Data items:
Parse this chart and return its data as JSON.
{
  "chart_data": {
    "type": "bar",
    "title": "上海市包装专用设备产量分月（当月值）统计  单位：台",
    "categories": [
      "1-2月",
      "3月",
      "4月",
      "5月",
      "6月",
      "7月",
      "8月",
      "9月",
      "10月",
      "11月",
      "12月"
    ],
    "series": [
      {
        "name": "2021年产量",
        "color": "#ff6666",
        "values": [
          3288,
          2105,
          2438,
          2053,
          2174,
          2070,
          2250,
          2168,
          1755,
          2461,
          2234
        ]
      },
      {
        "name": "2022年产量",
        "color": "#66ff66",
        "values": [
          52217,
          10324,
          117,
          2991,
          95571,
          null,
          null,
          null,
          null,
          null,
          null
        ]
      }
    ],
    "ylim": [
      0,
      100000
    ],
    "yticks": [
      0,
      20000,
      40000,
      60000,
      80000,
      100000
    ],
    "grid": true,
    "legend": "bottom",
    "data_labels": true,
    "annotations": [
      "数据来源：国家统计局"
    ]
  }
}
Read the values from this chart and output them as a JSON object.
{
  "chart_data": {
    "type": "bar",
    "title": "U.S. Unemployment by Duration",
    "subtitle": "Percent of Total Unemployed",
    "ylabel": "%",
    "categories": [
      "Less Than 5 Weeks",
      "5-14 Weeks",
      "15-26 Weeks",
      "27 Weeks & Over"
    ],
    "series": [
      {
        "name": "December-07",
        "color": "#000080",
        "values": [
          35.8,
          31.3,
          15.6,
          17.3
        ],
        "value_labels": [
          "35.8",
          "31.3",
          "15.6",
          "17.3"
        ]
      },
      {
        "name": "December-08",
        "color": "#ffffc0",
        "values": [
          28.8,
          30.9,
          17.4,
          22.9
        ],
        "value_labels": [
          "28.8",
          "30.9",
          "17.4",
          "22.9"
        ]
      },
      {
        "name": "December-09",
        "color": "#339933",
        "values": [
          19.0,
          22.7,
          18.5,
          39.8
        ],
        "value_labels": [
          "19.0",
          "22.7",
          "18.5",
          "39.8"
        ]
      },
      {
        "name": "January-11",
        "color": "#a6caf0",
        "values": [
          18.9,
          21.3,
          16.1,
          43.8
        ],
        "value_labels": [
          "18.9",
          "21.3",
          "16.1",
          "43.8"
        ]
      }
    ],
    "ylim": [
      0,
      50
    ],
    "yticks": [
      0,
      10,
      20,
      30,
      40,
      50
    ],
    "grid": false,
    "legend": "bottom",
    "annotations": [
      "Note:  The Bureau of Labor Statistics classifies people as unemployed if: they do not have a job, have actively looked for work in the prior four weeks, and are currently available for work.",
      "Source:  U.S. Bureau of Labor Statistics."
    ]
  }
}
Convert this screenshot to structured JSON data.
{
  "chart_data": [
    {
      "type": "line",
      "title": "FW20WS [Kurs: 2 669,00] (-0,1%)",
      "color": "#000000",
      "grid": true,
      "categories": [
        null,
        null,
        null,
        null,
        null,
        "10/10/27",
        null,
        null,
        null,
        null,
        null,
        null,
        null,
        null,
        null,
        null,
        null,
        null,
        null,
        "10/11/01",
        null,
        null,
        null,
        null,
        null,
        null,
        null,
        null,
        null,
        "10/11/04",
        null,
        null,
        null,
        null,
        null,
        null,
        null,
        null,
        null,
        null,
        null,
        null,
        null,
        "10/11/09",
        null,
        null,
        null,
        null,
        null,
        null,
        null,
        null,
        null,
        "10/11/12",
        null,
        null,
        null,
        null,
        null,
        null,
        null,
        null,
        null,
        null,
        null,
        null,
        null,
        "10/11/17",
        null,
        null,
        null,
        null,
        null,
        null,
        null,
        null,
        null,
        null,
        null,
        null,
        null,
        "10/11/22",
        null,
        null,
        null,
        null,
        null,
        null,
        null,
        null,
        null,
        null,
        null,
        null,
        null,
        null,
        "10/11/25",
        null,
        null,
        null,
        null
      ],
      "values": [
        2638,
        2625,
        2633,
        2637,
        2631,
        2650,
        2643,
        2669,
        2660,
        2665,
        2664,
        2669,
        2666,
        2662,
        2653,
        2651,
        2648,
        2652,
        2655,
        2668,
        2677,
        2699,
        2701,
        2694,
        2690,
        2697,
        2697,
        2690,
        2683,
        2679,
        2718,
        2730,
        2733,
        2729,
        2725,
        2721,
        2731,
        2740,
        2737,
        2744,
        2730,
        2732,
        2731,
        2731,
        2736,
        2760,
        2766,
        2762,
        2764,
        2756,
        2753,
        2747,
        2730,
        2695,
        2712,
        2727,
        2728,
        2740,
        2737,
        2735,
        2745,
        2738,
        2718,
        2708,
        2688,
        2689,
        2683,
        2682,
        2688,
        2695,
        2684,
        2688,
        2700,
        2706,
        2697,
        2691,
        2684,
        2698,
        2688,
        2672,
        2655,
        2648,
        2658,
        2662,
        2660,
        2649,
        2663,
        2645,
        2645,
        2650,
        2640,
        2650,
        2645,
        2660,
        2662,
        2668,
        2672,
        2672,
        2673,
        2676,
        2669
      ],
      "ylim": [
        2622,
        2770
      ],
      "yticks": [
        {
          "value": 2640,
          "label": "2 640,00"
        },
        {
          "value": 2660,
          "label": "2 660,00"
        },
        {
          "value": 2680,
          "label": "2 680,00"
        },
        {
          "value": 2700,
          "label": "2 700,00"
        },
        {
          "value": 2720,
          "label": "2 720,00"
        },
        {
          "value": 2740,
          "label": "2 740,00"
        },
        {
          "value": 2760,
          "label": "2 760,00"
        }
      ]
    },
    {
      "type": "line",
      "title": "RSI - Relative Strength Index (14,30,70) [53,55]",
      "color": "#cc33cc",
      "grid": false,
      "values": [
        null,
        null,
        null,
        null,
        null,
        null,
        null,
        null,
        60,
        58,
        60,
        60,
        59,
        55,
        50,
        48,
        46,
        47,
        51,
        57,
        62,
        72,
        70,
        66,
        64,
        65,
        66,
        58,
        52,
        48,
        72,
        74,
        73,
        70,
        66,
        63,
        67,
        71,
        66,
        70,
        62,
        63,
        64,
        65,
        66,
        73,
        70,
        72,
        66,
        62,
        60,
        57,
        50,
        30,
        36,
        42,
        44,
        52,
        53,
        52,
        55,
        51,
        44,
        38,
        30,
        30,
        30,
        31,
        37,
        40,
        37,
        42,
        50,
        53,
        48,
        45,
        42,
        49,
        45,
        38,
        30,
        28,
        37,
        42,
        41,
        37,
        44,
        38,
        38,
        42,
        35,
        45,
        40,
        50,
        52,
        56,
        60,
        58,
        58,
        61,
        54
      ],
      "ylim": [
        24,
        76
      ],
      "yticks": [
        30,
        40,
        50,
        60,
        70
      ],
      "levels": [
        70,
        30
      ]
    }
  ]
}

TASK INSTRUCTIONS: Extract the complete set of records unchanged.

EXERCISE OUTPUT:
Parse this chart and return its data as JSON.
{
  "chart_data": {
    "type": "bar",
    "title": "上海市包装专用设备产量分月（当月值）统计  单位：台",
    "categories": [
      "1-2月",
      "3月",
      "4月",
      "5月",
      "6月",
      "7月",
      "8月",
      "9月",
      "10月",
      "11月",
      "12月"
    ],
    "series": [
      {
        "name": "2021年产量",
        "color": "#ff6666",
        "values": [
          3288,
          2105,
          2438,
          2053,
          2174,
          2070,
          2250,
          2168,
          1755,
          2461,
          2234
        ]
      },
      {
        "name": "2022年产量",
        "color": "#66ff66",
        "values": [
          52217,
          10324,
          117,
          2991,
          95571,
          null,
          null,
          null,
          null,
          null,
          null
        ]
      }
    ],
    "ylim": [
      0,
      100000
    ],
    "yticks": [
      0,
      20000,
      40000,
      60000,
      80000,
      100000
    ],
    "grid": true,
    "legend": "bottom",
    "data_labels": true,
    "annotations": [
      "数据来源：国家统计局"
    ]
  }
}
Read the values from this chart and output them as a JSON object.
{
  "chart_data": {
    "type": "bar",
    "title": "U.S. Unemployment by Duration",
    "subtitle": "Percent of Total Unemployed",
    "ylabel": "%",
    "categories": [
      "Less Than 5 Weeks",
      "5-14 Weeks",
      "15-26 Weeks",
      "27 Weeks & Over"
    ],
    "series": [
      {
        "name": "December-07",
        "color": "#000080",
        "values": [
          35.8,
          31.3,
          15.6,
          17.3
        ],
        "value_labels": [
          "35.8",
          "31.3",
          "15.6",
          "17.3"
        ]
      },
      {
        "name": "December-08",
        "color": "#ffffc0",
        "values": [
          28.8,
          30.9,
          17.4,
          22.9
        ],
        "value_labels": [
          "28.8",
          "30.9",
          "17.4",
          "22.9"
        ]
      },
      {
        "name": "December-09",
        "color": "#339933",
        "values": [
          19.0,
          22.7,
          18.5,
          39.8
        ],
        "value_labels": [
          "19.0",
          "22.7",
          "18.5",
          "39.8"
        ]
      },
      {
        "name": "January-11",
        "color": "#a6caf0",
        "values": [
          18.9,
          21.3,
          16.1,
          43.8
        ],
        "value_labels": [
          "18.9",
          "21.3",
          "16.1",
          "43.8"
        ]
      }
    ],
    "ylim": [
      0,
      50
    ],
    "yticks": [
      0,
      10,
      20,
      30,
      40,
      50
    ],
    "grid": false,
    "legend": "bottom",
    "annotations": [
      "Note:  The Bureau of Labor Statistics classifies people as unemployed if: they do not have a job, have actively looked for work in the prior four weeks, and are currently available for work.",
      "Source:  U.S. Bureau of Labor Statistics."
    ]
  }
}
Convert this screenshot to structured JSON data.
{
  "chart_data": [
    {
      "type": "line",
      "title": "FW20WS [Kurs: 2 669,00] (-0,1%)",
      "color": "#000000",
      "grid": true,
      "categories": [
        null,
        null,
        null,
        null,
        null,
        "10/10/27",
        null,
        null,
        null,
        null,
        null,
        null,
        null,
        null,
        null,
        null,
        null,
        null,
        null,
        "10/11/01",
        null,
        null,
        null,
        null,
        null,
        null,
        null,
        null,
        null,
        "10/11/04",
        null,
        null,
        null,
        null,
        null,
        null,
        null,
        null,
        null,
        null,
        null,
        null,
        null,
        "10/11/09",
        null,
        null,
        null,
        null,
        null,
        null,
        null,
        null,
        null,
        "10/11/12",
        null,
        null,
        null,
        null,
        null,
        null,
        null,
        null,
        null,
        null,
        null,
        null,
        null,
        "10/11/17",
        null,
        null,
        null,
        null,
        null,
        null,
        null,
        null,
        null,
        null,
        null,
        null,
        null,
        "10/11/22",
        null,
        null,
        null,
        null,
        null,
        null,
        null,
        null,
        null,
        null,
        null,
        null,
        null,
        null,
        "10/11/25",
        null,
        null,
        null,
        null
      ],
      "values": [
        2638,
        2625,
        2633,
        2637,
        2631,
        2650,
        2643,
        2669,
        2660,
        2665,
        2664,
        2669,
        2666,
        2662,
        2653,
        2651,
        2648,
        2652,
        2655,
        2668,
        2677,
        2699,
        2701,
        2694,
        2690,
        2697,
        2697,
        2690,
        2683,
        2679,
        2718,
        2730,
        2733,
        2729,
        2725,
        2721,
        2731,
        2740,
        2737,
        2744,
        2730,
        2732,
        2731,
        2731,
        2736,
        2760,
        2766,
        2762,
        2764,
        2756,
        2753,
        2747,
        2730,
        2695,
        2712,
        2727,
        2728,
        2740,
        2737,
        2735,
        2745,
        2738,
        2718,
        2708,
        2688,
        2689,
        2683,
        2682,
        2688,
        2695,
        2684,
        2688,
        2700,
        2706,
        2697,
        2691,
        2684,
        2698,
        2688,
        2672,
        2655,
        2648,
        2658,
        2662,
        2660,
        2649,
        2663,
        2645,
        2645,
        2650,
        2640,
        2650,
        2645,
        2660,
        2662,
        2668,
        2672,
        2672,
        2673,
        2676,
        2669
      ],
      "ylim": [
        2622,
        2770
      ],
      "yticks": [
        {
          "value": 2640,
          "label": "2 640,00"
        },
        {
          "value": 2660,
          "label": "2 660,00"
        },
        {
          "value": 2680,
          "label": "2 680,00"
        },
        {
          "value": 2700,
          "label": "2 700,00"
        },
        {
          "value": 2720,
          "label": "2 720,00"
        },
        {
          "value": 2740,
          "label": "2 740,00"
        },
        {
          "value": 2760,
          "label": "2 760,00"
        }
      ]
    },
    {
      "type": "line",
      "title": "RSI - Relative Strength Index (14,30,70) [53,55]",
      "color": "#cc33cc",
      "grid": false,
      "values": [
        null,
        null,
        null,
        null,
        null,
        null,
        null,
        null,
        60,
        58,
        60,
        60,
        59,
        55,
        50,
        48,
        46,
        47,
        51,
        57,
        62,
        72,
        70,
        66,
        64,
        65,
        66,
        58,
        52,
        48,
        72,
        74,
        73,
        70,
        66,
        63,
        67,
        71,
        66,
        70,
        62,
        63,
        64,
        65,
        66,
        73,
        70,
        72,
        66,
        62,
        60,
        57,
        50,
        30,
        36,
        42,
        44,
        52,
        53,
        52,
        55,
        51,
        44,
        38,
        30,
        30,
        30,
        31,
        37,
        40,
        37,
        42,
        50,
        53,
        48,
        45,
        42,
        49,
        45,
        38,
        30,
        28,
        37,
        42,
        41,
        37,
        44,
        38,
        38,
        42,
        35,
        45,
        40,
        50,
        52,
        56,
        60,
        58,
        58,
        61,
        54
      ],
      "ylim": [
        24,
        76
      ],
      "yticks": [
        30,
        40,
        50,
        60,
        70
      ],
      "levels": [
        70,
        30
      ]
    }
  ]
}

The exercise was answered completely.